[TRECHO]

+---+

Para uma viagem sempre é importante levar o que é necessário e evitar cargas e pesos que são dispensáveis. De modo semelhante, durante o Advento, como comunidade de fé, preparamo-nos para viver o novo ano e devemos escolher o que é necessário e imprescindível para este tempo, deixando de lado tudo o que não é necessário ou útil e que significa uma carga que dificultará a nossa caminhada.
2. Exegese
O texto que estamos analisando (Lc 21.25-36) faz parte de uma passagem maior, que vai de 21.5 a 38. O início do capítulo é a conhecida cena da oferta da viúva com a observação e admoestação de Jesus a seus discípulos. Não resta dúvida de que Lucas valeu-se de Marcos 13 como fonte, fazendo as adaptações adequadas para a compreensão de seus leitores. Alguns comenta ristas observam que a diferença entre Lucas e Marcos deve-se a um deslocamento temporal: o que é futuro para Marcos já é passado e presente para Lucas (queda de Jerusalém e perseguições); além disso, Lucas faz as alterações necessárias para adequar o relato de Marcos a outros leitores, a saber, os gentios que já faziam parte das comunidades cristãs.
Antes de chegar ao nosso texto, temos ainda outros temas: 5-6: anúncio da destruição do templo; 7-19: sinais e perseguição; 20-24: a destruição de Jerusalém.
A razão de todo o texto encontra-se na pergunta dos discípulos em 21.7: Quando sucederá tudo isso? E que sinal haverá de quando essas coisas estiverem para se cumprir?. Sem a pergunta como ponto de partida, toda a sequência restante não faz sentido.
Ainda assim, o nosso trecho pode ser dividido em três partes: 1) 25-28: a vinda do Filho do Homem; 2) 29-33: o sinal da figueira; 3) 34-36: o estar alerta.

+---+

[PARTES DO EXERCÍCIO]
- 1) Transcreva do trecho sobre Lucas 21 a parte que começa nas palavras "A razão de todo" e termina após as palavras "não faz sentido.".
- 2) Nas entradas, troque "cell-primary-pollutant" por "cell-main-pollutant" nas linhas que vão da que contém "- cell-primary-pollutant: PM10: [774, 303, 911, 348]" até a que contém "- cell-primary-pollutant: PM10: [230, 303, 367, 348]", inclusive. Devolva somente essas linhas, sem mudar mais nada.

[Dados registrados]
+---+

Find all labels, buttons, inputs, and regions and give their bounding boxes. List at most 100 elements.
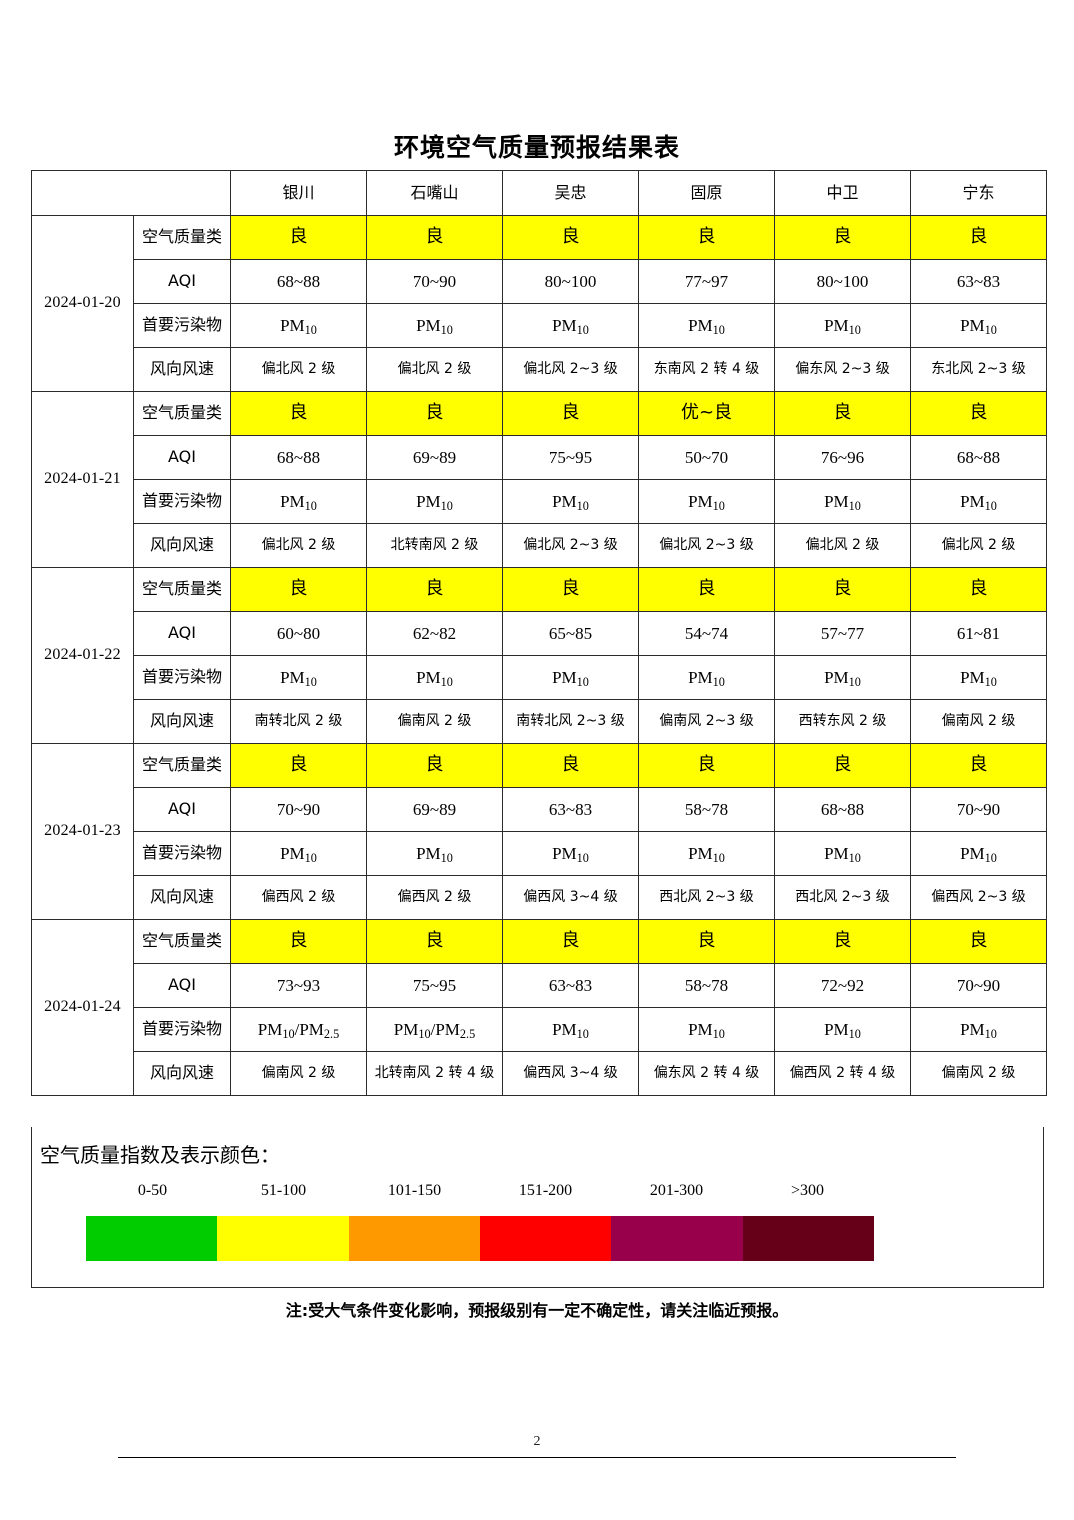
- cell-primary-pollutant: PM10: [774, 303, 911, 348]
- table-row: 2024-01-20 空气质量类良良良良良良: [31, 215, 1047, 392]
- cell-air-quality-level: 良: [502, 567, 639, 612]
- cell-air-quality-level: 优~良: [638, 391, 775, 436]
- cell-primary-pollutant: PM10: [638, 1007, 775, 1052]
- table-row: 风向风速 偏西风 2 级偏西风 2 级偏西风 3~4 级西北风 2~3 级西北风 …: [32, 875, 1047, 920]
- cell-air-quality-level: 良: [366, 743, 503, 788]
- cell-air-quality-level: 良: [502, 919, 639, 964]
- cell-primary-pollutant: PM10: [366, 479, 503, 524]
- cell-air-quality-level: 良: [230, 743, 367, 788]
- cell-aqi-range: 80~100: [502, 259, 639, 304]
- cell-wind-direction-speed: 偏南风 2~3 级: [638, 699, 775, 744]
- row-label-aqi-range: AQI: [133, 963, 231, 1008]
- cell-aqi-range: 70~90: [910, 787, 1047, 832]
- cell-wind-direction-speed: 偏北风 2 级: [230, 523, 367, 568]
- cell-wind-direction-speed: 偏西风 3~4 级: [502, 875, 639, 920]
- table-row: 风向风速 偏南风 2 级北转南风 2 转 4 级偏西风 3~4 级偏东风 2 转 …: [32, 1051, 1047, 1096]
- cell-wind-direction-speed: 偏南风 2 级: [366, 699, 503, 744]
- table-row: 风向风速 偏北风 2 级北转南风 2 级偏北风 2~3 级偏北风 2~3 级偏北风…: [32, 523, 1047, 568]
- cell-wind-direction-speed: 偏北风 2 级: [774, 523, 911, 568]
- row-label-aqi-range: AQI: [133, 259, 231, 304]
- cell-air-quality-level: 良: [230, 391, 367, 436]
- cell-air-quality-level: 良: [774, 215, 911, 260]
- cell-primary-pollutant: PM10: [230, 303, 367, 348]
- page-title: 环境空气质量预报结果表: [393, 133, 680, 162]
- forecast-date-cell: 2024-01-20: [31, 215, 134, 392]
- cell-aqi-range: 75~95: [502, 435, 639, 480]
- table-row: AQI 60~80 62~82 65~85 54~74 57~77 61~81: [32, 611, 1047, 656]
- table-row: 首要污染物 PM10 PM10 PM10 PM10 PM10 PM10: [32, 831, 1047, 876]
- legend-label: 101-150: [387, 1182, 442, 1199]
- row-label-aqi-range: AQI: [133, 435, 231, 480]
- cell-primary-pollutant: PM10: [638, 479, 775, 524]
- row-label-primary-pollutant: 首要污染物: [133, 655, 231, 700]
- cell-aqi-range: 73~93: [230, 963, 367, 1008]
- cell-air-quality-level: 良: [366, 215, 503, 260]
- legend-title: 空气质量指数及表示颜色：: [40, 1143, 280, 1167]
- legend-color-segment: [348, 1216, 480, 1261]
- table-row: AQI 68~88 70~90 80~100 77~97 80~100 63~83: [32, 259, 1047, 304]
- cell-wind-direction-speed: 北转南风 2 级: [366, 523, 503, 568]
- table-row: 2024-01-23 空气质量类良良良良良良: [31, 743, 1047, 920]
- cell-primary-pollutant: PM10: [774, 655, 911, 700]
- forecast-date-cell: 2024-01-24: [31, 919, 134, 1096]
- cell-aqi-range: 75~95: [366, 963, 503, 1008]
- cell-aqi-range: 58~78: [638, 963, 775, 1008]
- cell-wind-direction-speed: 东北风 2~3 级: [910, 347, 1047, 392]
- column-header-city: 中卫: [774, 170, 911, 216]
- table-row: 2024-01-24 空气质量类良良良良良良: [31, 919, 1047, 1096]
- cell-air-quality-level: 良: [910, 391, 1047, 436]
- row-label-wind-direction-speed: 风向风速: [133, 875, 231, 920]
- legend-color-segment: [479, 1216, 612, 1261]
- column-header-city: 石嘴山: [366, 170, 503, 216]
- cell-aqi-range: 76~96: [774, 435, 911, 480]
- cell-wind-direction-speed: 西北风 2~3 级: [774, 875, 911, 920]
- row-label-primary-pollutant: 首要污染物: [133, 303, 231, 348]
- cell-aqi-range: 69~89: [366, 435, 503, 480]
- legend-color-segment: [611, 1216, 743, 1261]
- cell-primary-pollutant: PM10: [774, 479, 911, 524]
- table-row: AQI 73~93 75~95 63~83 58~78 72~92 70~90: [32, 963, 1047, 1008]
- cell-primary-pollutant: PM10: [638, 655, 775, 700]
- table-row: 风向风速 南转北风 2 级偏南风 2 级南转北风 2~3 级偏南风 2~3 级西转…: [32, 699, 1047, 744]
- cell-air-quality-level: 良: [502, 215, 639, 260]
- table-row: 2024-01-21 空气质量类良良良优~良良良: [31, 391, 1047, 568]
- cell-aqi-range: 80~100: [774, 259, 911, 304]
- cell-aqi-range: 54~74: [638, 611, 775, 656]
- table-row: 2024-01-22 空气质量类良良良良良良: [31, 567, 1047, 744]
- cell-primary-pollutant: PM10: [502, 1007, 639, 1052]
- table-row: 首要污染物 PM10/PM2.5 PM10/PM2.5 PM10 PM10 PM10 PM1…: [32, 1007, 1047, 1052]
- legend-color-segment: [742, 1216, 874, 1261]
- cell-air-quality-level: 良: [502, 391, 639, 436]
- cell-primary-pollutant: PM10: [366, 655, 503, 700]
- forecast-date-cell: 2024-01-22: [31, 567, 134, 744]
- row-label-wind-direction-speed: 风向风速: [133, 1051, 231, 1096]
- cell-wind-direction-speed: 偏南风 2 级: [230, 1051, 367, 1096]
- cell-aqi-range: 62~82: [366, 611, 503, 656]
- row-label-air-quality-level: 空气质量类: [133, 391, 231, 436]
- cell-air-quality-level: 良: [230, 919, 367, 964]
- row-label-primary-pollutant: 首要污染物: [133, 479, 231, 524]
- column-header-city: 银川: [230, 170, 367, 216]
- cell-air-quality-level: 良: [638, 919, 775, 964]
- row-label-air-quality-level: 空气质量类: [133, 919, 231, 964]
- cell-air-quality-level: 良: [910, 567, 1047, 612]
- legend-color-bar: [86, 1216, 874, 1261]
- cell-aqi-range: 63~83: [502, 787, 639, 832]
- cell-air-quality-level: 良: [366, 567, 503, 612]
- cell-wind-direction-speed: 偏北风 2 级: [366, 347, 503, 392]
- cell-air-quality-level: 良: [910, 919, 1047, 964]
- cell-air-quality-level: 良: [638, 215, 775, 260]
- table-row: 首要污染物 PM10 PM10 PM10 PM10 PM10 PM10: [32, 479, 1047, 524]
- row-label-wind-direction-speed: 风向风速: [133, 347, 231, 392]
- cell-wind-direction-speed: 北转南风 2 转 4 级: [366, 1051, 503, 1096]
- cell-aqi-range: 77~97: [638, 259, 775, 304]
- row-label-air-quality-level: 空气质量类: [133, 743, 231, 788]
- table-row: 风向风速 偏北风 2 级偏北风 2 级偏北风 2~3 级东南风 2 转 4 级偏东…: [32, 347, 1047, 392]
- cell-aqi-range: 68~88: [774, 787, 911, 832]
- legend-color-segment: [217, 1216, 349, 1261]
- legend-label-row: 0-50 51-100 101-150 151-200 201-300 >300: [87, 1182, 917, 1200]
- cell-air-quality-level: 良: [910, 215, 1047, 260]
- table-row: 首要污染物 PM10 PM10 PM10 PM10 PM10 PM10: [32, 655, 1047, 700]
- air-quality-forecast-table: 银川 石嘴山 吴忠 固原 中卫 宁东 2024-01-20 空气质量类良良良良良良 AQI 68~…: [31, 170, 1047, 1096]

+---+

[AS RESPOSTAS]
- 1)
A razão de todo o texto encontra-se na pergunta dos discípulos em 21.7: Quando sucederá tudo isso? E que sinal haverá de quando essas coisas estiverem para se cumprir?. Sem a pergunta como ponto de partida, toda a sequência restante não faz sentido.

- 2)
- cell-main-pollutant: PM10: [774, 303, 911, 348]
- table-row: 2024-01-20 空气质量类良良良良良良: [31, 215, 1047, 392]
- cell-air-quality-level: 良: [502, 567, 639, 612]
- cell-air-quality-level: 优~良: [638, 391, 775, 436]
- cell-main-pollutant: PM10: [638, 1007, 775, 1052]
- table-row: 风向风速 偏西风 2 级偏西风 2 级偏西风 3~4 级西北风 2~3 级西北风 …: [32, 875, 1047, 920]
- cell-air-quality-level: 良: [366, 743, 503, 788]
- cell-air-quality-level: 良: [502, 919, 639, 964]
- cell-main-pollutant: PM10: [366, 479, 503, 524]
- cell-air-quality-level: 良: [230, 743, 367, 788]
- cell-aqi-range: 80~100: [502, 259, 639, 304]
- cell-wind-direction-speed: 偏南风 2~3 级: [638, 699, 775, 744]
- row-label-aqi-range: AQI: [133, 963, 231, 1008]
- cell-aqi-range: 70~90: [910, 787, 1047, 832]
- cell-wind-direction-speed: 偏北风 2 级: [230, 523, 367, 568]
- cell-wind-direction-speed: 偏西风 3~4 级: [502, 875, 639, 920]
- table-row: 风向风速 偏南风 2 级北转南风 2 转 4 级偏西风 3~4 级偏东风 2 转 …: [32, 1051, 1047, 1096]
- cell-wind-direction-speed: 偏南风 2 级: [366, 699, 503, 744]
- table-row: 风向风速 偏北风 2 级北转南风 2 级偏北风 2~3 级偏北风 2~3 级偏北风…: [32, 523, 1047, 568]
- cell-wind-direction-speed: 偏北风 2 级: [774, 523, 911, 568]
- row-label-aqi-range: AQI: [133, 259, 231, 304]
- cell-air-quality-level: 良: [230, 391, 367, 436]
- cell-air-quality-level: 良: [774, 215, 911, 260]
- cell-main-pollutant: PM10: [230, 303, 367, 348]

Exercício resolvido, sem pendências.